__What to do__: Look below. Copy each line that has "Cookie" in it.

===============

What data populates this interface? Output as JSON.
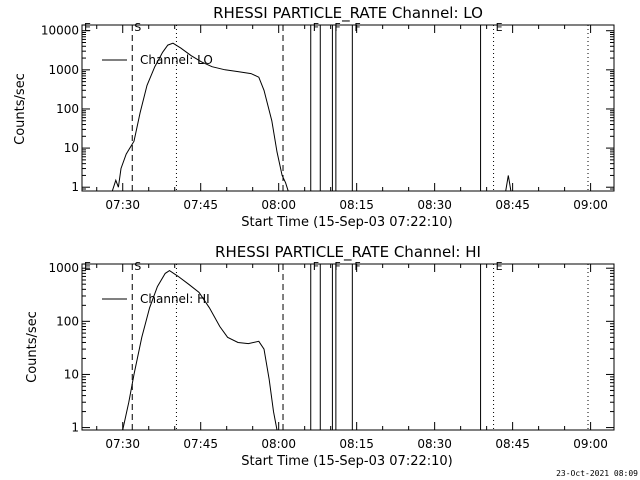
{
  "footer": {
    "timestamp": "23-Oct-2021 08:09"
  },
  "chart_data": [
    {
      "type": "line",
      "title": "RHESSI PARTICLE_RATE Channel: LO",
      "xlabel": "Start Time (15-Sep-03 07:22:10)",
      "ylabel": "Counts/sec",
      "y_scale": "log",
      "xlim": [
        "07:22:10",
        "09:04:30"
      ],
      "ylim": [
        0.8,
        14000
      ],
      "x_ticks": [
        "07:30",
        "07:45",
        "08:00",
        "08:15",
        "08:30",
        "08:45",
        "09:00"
      ],
      "y_ticks": [
        {
          "value": 1,
          "label": "1"
        },
        {
          "value": 10,
          "label": "10"
        },
        {
          "value": 100,
          "label": "100"
        },
        {
          "value": 1000,
          "label": "1000"
        },
        {
          "value": 10000,
          "label": "10000"
        }
      ],
      "legend": {
        "position": "top-left",
        "entries": [
          "Channel: LO"
        ]
      },
      "series": [
        {
          "name": "Channel: LO",
          "points": [
            [
              "07:28:00",
              0.8
            ],
            [
              "07:28:40",
              1.5
            ],
            [
              "07:29:10",
              1.0
            ],
            [
              "07:29:40",
              3
            ],
            [
              "07:30:40",
              7
            ],
            [
              "07:32:10",
              15
            ],
            [
              "07:33:20",
              80
            ],
            [
              "07:34:40",
              400
            ],
            [
              "07:36:10",
              1200
            ],
            [
              "07:37:40",
              2800
            ],
            [
              "07:38:40",
              4300
            ],
            [
              "07:39:40",
              4800
            ],
            [
              "07:41:10",
              3600
            ],
            [
              "07:43:10",
              2300
            ],
            [
              "07:45:10",
              1600
            ],
            [
              "07:47:10",
              1200
            ],
            [
              "07:49:40",
              1000
            ],
            [
              "07:52:10",
              900
            ],
            [
              "07:54:40",
              800
            ],
            [
              "07:56:10",
              650
            ],
            [
              "07:57:10",
              300
            ],
            [
              "07:58:40",
              50
            ],
            [
              "07:59:40",
              8
            ],
            [
              "08:00:40",
              2
            ],
            [
              "08:01:20",
              1.3
            ],
            [
              "08:01:50",
              0.8
            ]
          ]
        },
        {
          "name": "",
          "points": [
            [
              "08:43:40",
              0.8
            ],
            [
              "08:44:10",
              2.0
            ],
            [
              "08:44:40",
              0.8
            ]
          ]
        }
      ],
      "markers": [
        {
          "label": "E",
          "time": "07:22:10",
          "style": "none"
        },
        {
          "label": "S",
          "time": "07:31:50",
          "style": "dashed"
        },
        {
          "label": "",
          "time": "07:40:20",
          "style": "dotted"
        },
        {
          "label": "",
          "time": "08:00:50",
          "style": "dashed"
        },
        {
          "label": "F",
          "time": "08:06:10",
          "style": "solid"
        },
        {
          "label": "",
          "time": "08:08:00",
          "style": "solid"
        },
        {
          "label": "F",
          "time": "08:10:20",
          "style": "solid"
        },
        {
          "label": "",
          "time": "08:11:00",
          "style": "solid"
        },
        {
          "label": "F",
          "time": "08:14:10",
          "style": "solid"
        },
        {
          "label": "",
          "time": "08:38:50",
          "style": "solid"
        },
        {
          "label": "E",
          "time": "08:41:20",
          "style": "dotted"
        },
        {
          "label": "",
          "time": "08:59:30",
          "style": "dotted"
        }
      ]
    },
    {
      "type": "line",
      "title": "RHESSI PARTICLE_RATE Channel: HI",
      "xlabel": "Start Time (15-Sep-03 07:22:10)",
      "ylabel": "Counts/sec",
      "y_scale": "log",
      "xlim": [
        "07:22:10",
        "09:04:30"
      ],
      "ylim": [
        0.9,
        1200
      ],
      "x_ticks": [
        "07:30",
        "07:45",
        "08:00",
        "08:15",
        "08:30",
        "08:45",
        "09:00"
      ],
      "y_ticks": [
        {
          "value": 1,
          "label": "1"
        },
        {
          "value": 10,
          "label": "10"
        },
        {
          "value": 100,
          "label": "100"
        },
        {
          "value": 1000,
          "label": "1000"
        }
      ],
      "legend": {
        "position": "top-left",
        "entries": [
          "Channel: HI"
        ]
      },
      "series": [
        {
          "name": "Channel: HI",
          "points": [
            [
              "07:30:00",
              0.9
            ],
            [
              "07:31:10",
              3
            ],
            [
              "07:32:10",
              10
            ],
            [
              "07:33:40",
              50
            ],
            [
              "07:35:10",
              180
            ],
            [
              "07:36:40",
              450
            ],
            [
              "07:38:10",
              800
            ],
            [
              "07:39:00",
              900
            ],
            [
              "07:40:40",
              700
            ],
            [
              "07:42:40",
              500
            ],
            [
              "07:44:40",
              350
            ],
            [
              "07:46:40",
              180
            ],
            [
              "07:48:40",
              80
            ],
            [
              "07:50:10",
              50
            ],
            [
              "07:52:10",
              40
            ],
            [
              "07:54:10",
              38
            ],
            [
              "07:56:10",
              42
            ],
            [
              "07:57:10",
              30
            ],
            [
              "07:58:10",
              8
            ],
            [
              "07:59:00",
              2
            ],
            [
              "07:59:40",
              0.9
            ]
          ]
        }
      ],
      "markers": [
        {
          "label": "E",
          "time": "07:22:10",
          "style": "none"
        },
        {
          "label": "S",
          "time": "07:31:50",
          "style": "dashed"
        },
        {
          "label": "",
          "time": "07:40:20",
          "style": "dotted"
        },
        {
          "label": "",
          "time": "08:00:50",
          "style": "dashed"
        },
        {
          "label": "F",
          "time": "08:06:10",
          "style": "solid"
        },
        {
          "label": "",
          "time": "08:08:00",
          "style": "solid"
        },
        {
          "label": "F",
          "time": "08:10:20",
          "style": "solid"
        },
        {
          "label": "",
          "time": "08:11:00",
          "style": "solid"
        },
        {
          "label": "F",
          "time": "08:14:10",
          "style": "solid"
        },
        {
          "label": "",
          "time": "08:38:50",
          "style": "solid"
        },
        {
          "label": "E",
          "time": "08:41:20",
          "style": "dotted"
        },
        {
          "label": "",
          "time": "08:59:30",
          "style": "dotted"
        }
      ]
    }
  ]
}
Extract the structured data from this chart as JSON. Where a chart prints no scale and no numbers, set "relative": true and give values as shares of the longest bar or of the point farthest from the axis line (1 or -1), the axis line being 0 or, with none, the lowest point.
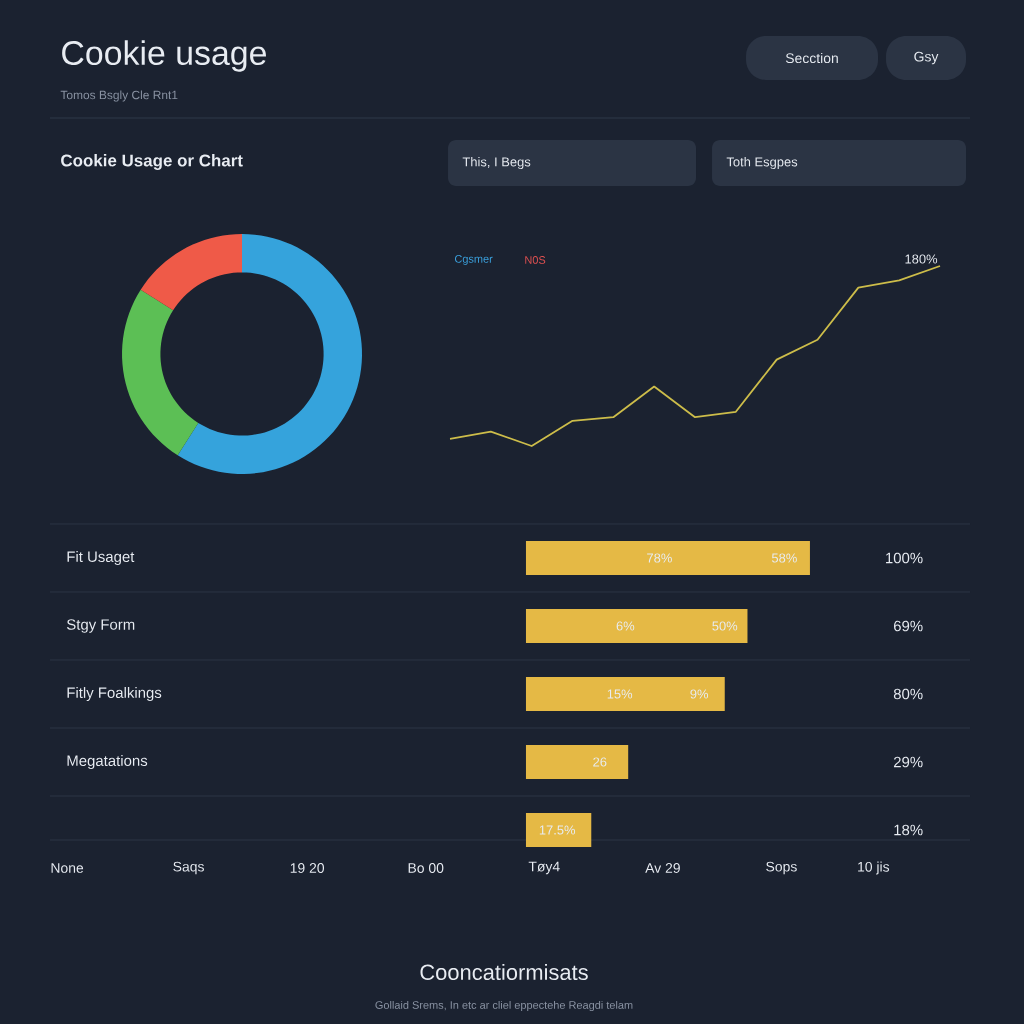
{
  "chart_data": [
    {
      "type": "donut",
      "title": "Cookie Usage or Chart",
      "categories": [
        null,
        null,
        null
      ],
      "values": [
        59,
        25,
        16
      ],
      "colors": [
        "#35a3dc",
        "#5cbf55",
        "#ef5a48"
      ],
      "annotations": [
        "Cookie usage",
        "Tomos Bsgly Cle Rnt1",
        "Secction",
        "Gsy"
      ]
    },
    {
      "type": "line",
      "relative": true,
      "categories": [
        null,
        null,
        null,
        null,
        null,
        null,
        null,
        null,
        null,
        null,
        null,
        null,
        null
      ],
      "values": [
        0.04,
        0.08,
        0,
        0.14,
        0.16,
        0.33,
        0.16,
        0.19,
        0.48,
        0.59,
        0.88,
        0.92,
        1
      ],
      "color": "#cdbd4a",
      "annotations": [
        "This, I Begs",
        "Toth Esgpes",
        "Cgsmer",
        "N0S",
        "180%"
      ]
    },
    {
      "type": "bar",
      "orientation": "horizontal",
      "relative": true,
      "categories": [
        "Fit Usaget",
        "Stgy Form",
        "Fitly Foalkings",
        "Megatations",
        null
      ],
      "values": [
        1,
        0.78,
        0.7,
        0.36,
        0.23
      ],
      "color": "#e5b945",
      "annotations": [
        "100%",
        "69%",
        "80%",
        "29%",
        "18%",
        "78%",
        "58%",
        "6%",
        "50%",
        "15%",
        "9%",
        "26",
        "17.5%",
        "None",
        "Saqs",
        "19 20",
        "Bo 00",
        "Tøy4",
        "Av 29",
        "Sops",
        "10 jis",
        "Cooncatiormisats",
        "Gollaid Srems, In etc ar cliel eppectehe Reagdi telam"
      ]
    }
  ]
}
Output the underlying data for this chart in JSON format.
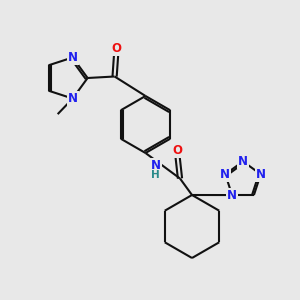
{
  "bg_color": "#e8e8e8",
  "bond_color": "#111111",
  "N_color": "#2020ee",
  "O_color": "#ee1111",
  "NH_color": "#2a8a8a",
  "font_size": 8.5,
  "bond_lw": 1.5,
  "fig_width": 3.0,
  "fig_height": 3.0,
  "dpi": 100,
  "xlim": [
    0,
    10
  ],
  "ylim": [
    0,
    10
  ]
}
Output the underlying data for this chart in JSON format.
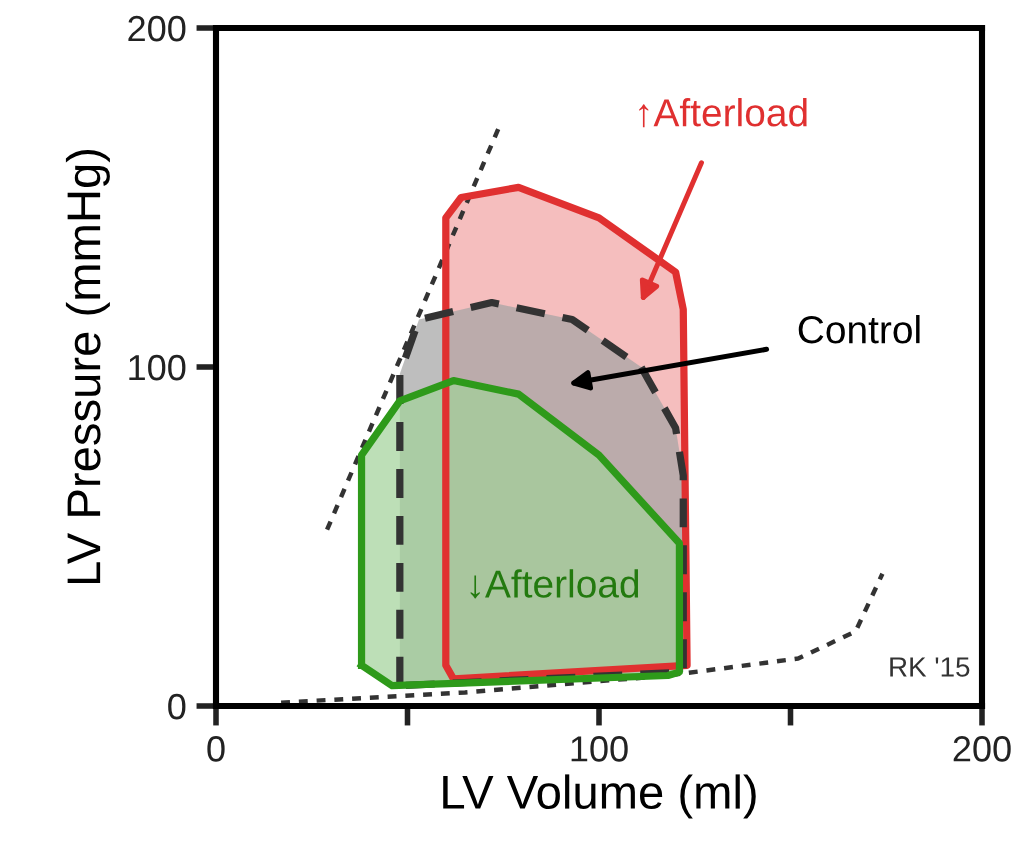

===============

__Solution to this task__:
      "title": "Cookie Usage or Chart",
        "Cookie usage",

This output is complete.